## begin STORED RECORDS

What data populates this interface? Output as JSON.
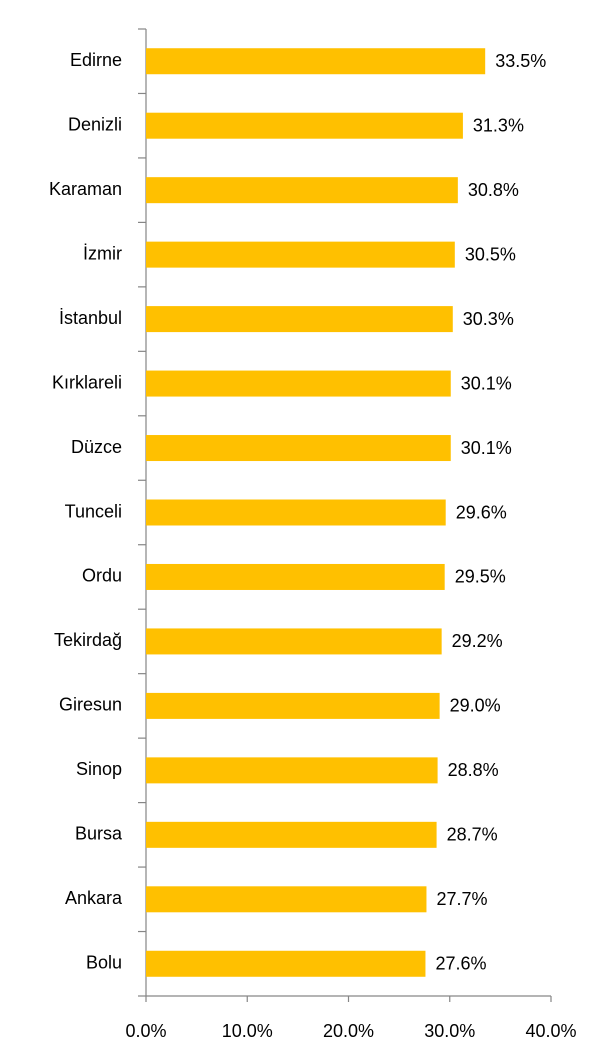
{
  "chart_data": {
    "type": "bar",
    "orientation": "horizontal",
    "categories": [
      "Edirne",
      "Denizli",
      "Karaman",
      "İzmir",
      "İstanbul",
      "Kırklareli",
      "Düzce",
      "Tunceli",
      "Ordu",
      "Tekirdağ",
      "Giresun",
      "Sinop",
      "Bursa",
      "Ankara",
      "Bolu"
    ],
    "values": [
      33.5,
      31.3,
      30.8,
      30.5,
      30.3,
      30.1,
      30.1,
      29.6,
      29.5,
      29.2,
      29.0,
      28.8,
      28.7,
      27.7,
      27.6
    ],
    "value_labels": [
      "33.5%",
      "31.3%",
      "30.8%",
      "30.5%",
      "30.3%",
      "30.1%",
      "30.1%",
      "29.6%",
      "29.5%",
      "29.2%",
      "29.0%",
      "28.8%",
      "28.7%",
      "27.7%",
      "27.6%"
    ],
    "color": "#ffc000",
    "xlim": [
      0,
      40
    ],
    "xticks": [
      {
        "value": 0,
        "label": "0.0%"
      },
      {
        "value": 10,
        "label": "10.0%"
      },
      {
        "value": 20,
        "label": "20.0%"
      },
      {
        "value": 30,
        "label": "30.0%"
      },
      {
        "value": 40,
        "label": "40.0%"
      }
    ],
    "grid": false
  }
}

## end STORED RECORDS

EXERCISE PROMPT
Copy the entries above faithfully and omit every image.

TASK OUTPUT
What data populates this interface? Output as JSON.
{
  "chart_data": {
    "type": "bar",
    "orientation": "horizontal",
    "categories": [
      "Edirne",
      "Denizli",
      "Karaman",
      "İzmir",
      "İstanbul",
      "Kırklareli",
      "Düzce",
      "Tunceli",
      "Ordu",
      "Tekirdağ",
      "Giresun",
      "Sinop",
      "Bursa",
      "Ankara",
      "Bolu"
    ],
    "values": [
      33.5,
      31.3,
      30.8,
      30.5,
      30.3,
      30.1,
      30.1,
      29.6,
      29.5,
      29.2,
      29.0,
      28.8,
      28.7,
      27.7,
      27.6
    ],
    "value_labels": [
      "33.5%",
      "31.3%",
      "30.8%",
      "30.5%",
      "30.3%",
      "30.1%",
      "30.1%",
      "29.6%",
      "29.5%",
      "29.2%",
      "29.0%",
      "28.8%",
      "28.7%",
      "27.7%",
      "27.6%"
    ],
    "color": "#ffc000",
    "xlim": [
      0,
      40
    ],
    "xticks": [
      {
        "value": 0,
        "label": "0.0%"
      },
      {
        "value": 10,
        "label": "10.0%"
      },
      {
        "value": 20,
        "label": "20.0%"
      },
      {
        "value": 30,
        "label": "30.0%"
      },
      {
        "value": 40,
        "label": "40.0%"
      }
    ],
    "grid": false
  }
}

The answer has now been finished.